### REQUIRED WORK
Every line that holds the string "about" is to be identified and copied.

Dataset entries:
begin

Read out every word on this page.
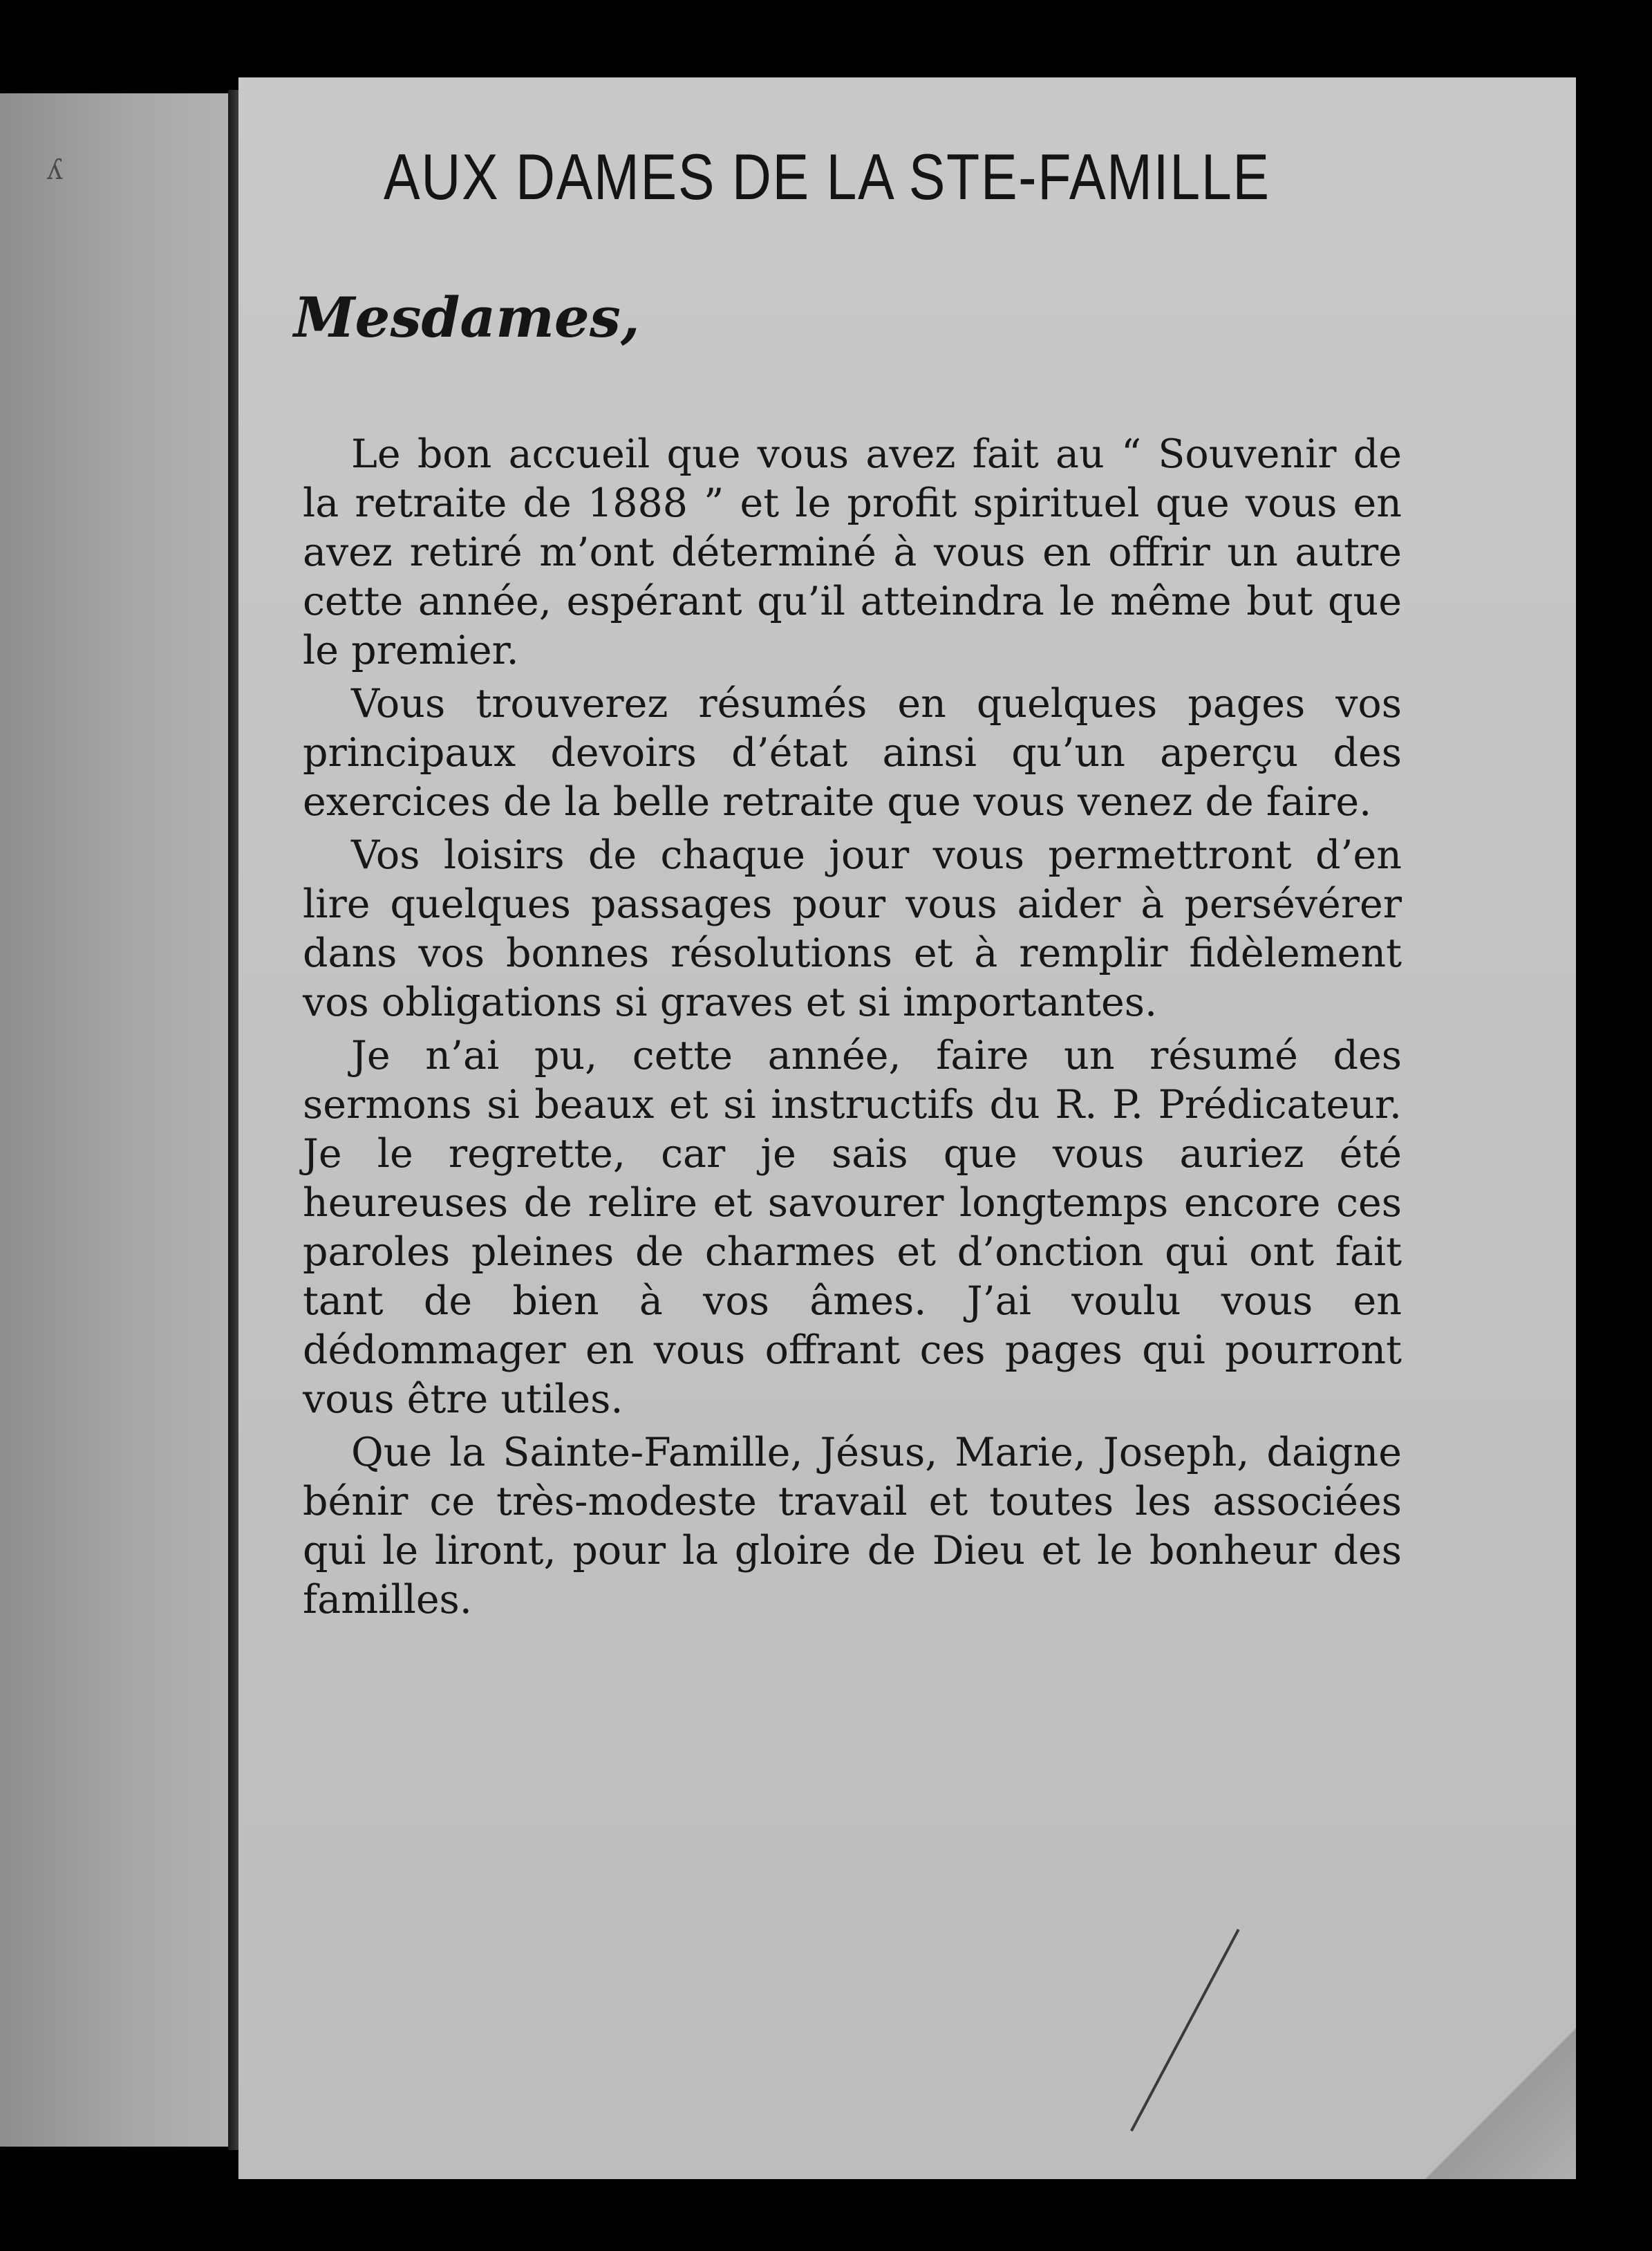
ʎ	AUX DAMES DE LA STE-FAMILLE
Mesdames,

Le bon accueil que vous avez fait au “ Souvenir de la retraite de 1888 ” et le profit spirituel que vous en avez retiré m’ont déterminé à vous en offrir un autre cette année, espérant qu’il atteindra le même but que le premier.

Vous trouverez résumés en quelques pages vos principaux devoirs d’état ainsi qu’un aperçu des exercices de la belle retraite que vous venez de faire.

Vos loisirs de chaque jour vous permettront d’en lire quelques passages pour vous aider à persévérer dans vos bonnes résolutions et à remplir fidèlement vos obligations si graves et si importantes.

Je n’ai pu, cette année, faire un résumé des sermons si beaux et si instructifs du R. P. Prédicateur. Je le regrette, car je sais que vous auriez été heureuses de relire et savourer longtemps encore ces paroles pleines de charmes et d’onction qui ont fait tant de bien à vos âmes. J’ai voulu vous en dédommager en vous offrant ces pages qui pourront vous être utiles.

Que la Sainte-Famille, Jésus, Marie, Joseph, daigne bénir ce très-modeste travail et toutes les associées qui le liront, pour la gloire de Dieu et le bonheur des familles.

end
begin

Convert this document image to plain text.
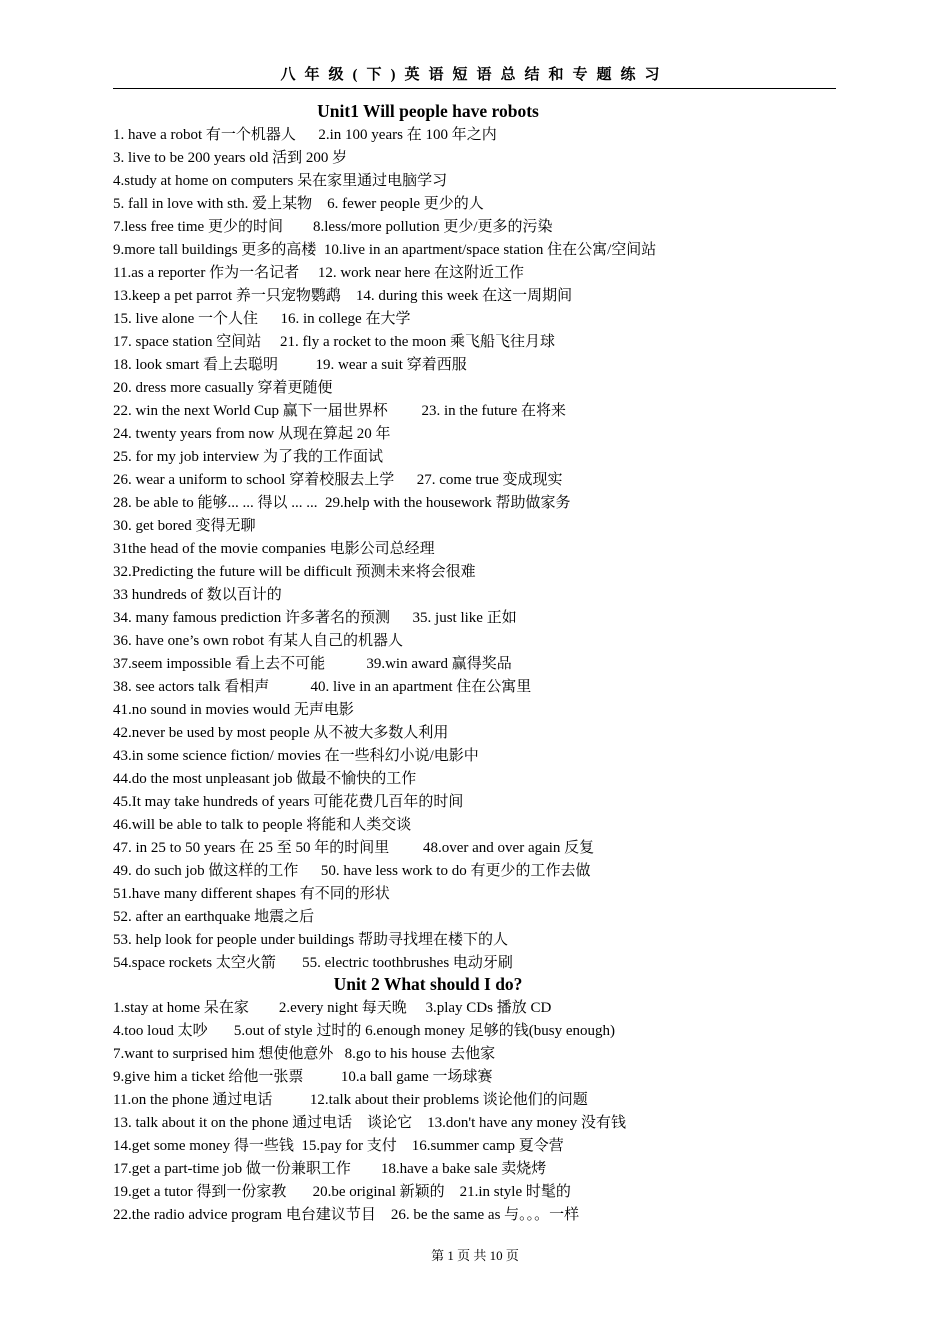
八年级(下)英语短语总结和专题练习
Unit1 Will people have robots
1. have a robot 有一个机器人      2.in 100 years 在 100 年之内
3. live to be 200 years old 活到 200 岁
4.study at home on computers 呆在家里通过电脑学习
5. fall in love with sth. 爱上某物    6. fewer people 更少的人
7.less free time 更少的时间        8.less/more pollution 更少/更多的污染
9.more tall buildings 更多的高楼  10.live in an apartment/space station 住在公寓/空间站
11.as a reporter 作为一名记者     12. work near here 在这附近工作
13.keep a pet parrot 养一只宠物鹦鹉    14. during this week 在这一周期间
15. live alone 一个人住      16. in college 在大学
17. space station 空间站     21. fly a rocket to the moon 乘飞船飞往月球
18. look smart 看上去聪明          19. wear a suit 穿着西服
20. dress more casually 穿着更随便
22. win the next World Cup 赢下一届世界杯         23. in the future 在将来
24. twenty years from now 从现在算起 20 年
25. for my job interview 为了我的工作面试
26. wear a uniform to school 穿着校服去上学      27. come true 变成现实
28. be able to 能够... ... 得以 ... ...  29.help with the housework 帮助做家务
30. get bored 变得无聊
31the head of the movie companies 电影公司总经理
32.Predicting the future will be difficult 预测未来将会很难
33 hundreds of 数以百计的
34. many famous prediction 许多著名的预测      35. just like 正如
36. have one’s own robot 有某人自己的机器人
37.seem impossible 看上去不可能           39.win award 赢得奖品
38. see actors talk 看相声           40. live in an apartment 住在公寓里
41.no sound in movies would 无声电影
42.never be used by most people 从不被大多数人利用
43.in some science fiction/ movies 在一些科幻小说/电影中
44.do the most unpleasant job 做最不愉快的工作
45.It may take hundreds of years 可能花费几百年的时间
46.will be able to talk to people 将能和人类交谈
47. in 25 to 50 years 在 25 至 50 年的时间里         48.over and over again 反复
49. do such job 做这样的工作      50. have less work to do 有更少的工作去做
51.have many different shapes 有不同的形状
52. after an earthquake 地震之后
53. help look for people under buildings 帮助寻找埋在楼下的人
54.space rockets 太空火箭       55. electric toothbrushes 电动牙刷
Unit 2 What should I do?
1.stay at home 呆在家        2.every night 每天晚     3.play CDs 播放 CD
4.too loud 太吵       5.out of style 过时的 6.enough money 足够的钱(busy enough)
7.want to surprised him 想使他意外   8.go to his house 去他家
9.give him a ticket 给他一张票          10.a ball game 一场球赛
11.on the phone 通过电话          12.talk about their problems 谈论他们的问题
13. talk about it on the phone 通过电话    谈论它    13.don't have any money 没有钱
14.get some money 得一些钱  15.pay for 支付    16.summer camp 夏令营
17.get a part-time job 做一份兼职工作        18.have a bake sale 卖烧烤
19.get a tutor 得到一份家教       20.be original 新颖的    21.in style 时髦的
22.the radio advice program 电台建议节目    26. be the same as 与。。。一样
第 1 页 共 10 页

end

### RESPONSE TO THE TASK
11.on the phone 通过电话          12.talk about their problems 谈论他们的问题
13. talk about it on the phone 通过电话    谈论它    13.don't have any money 没有钱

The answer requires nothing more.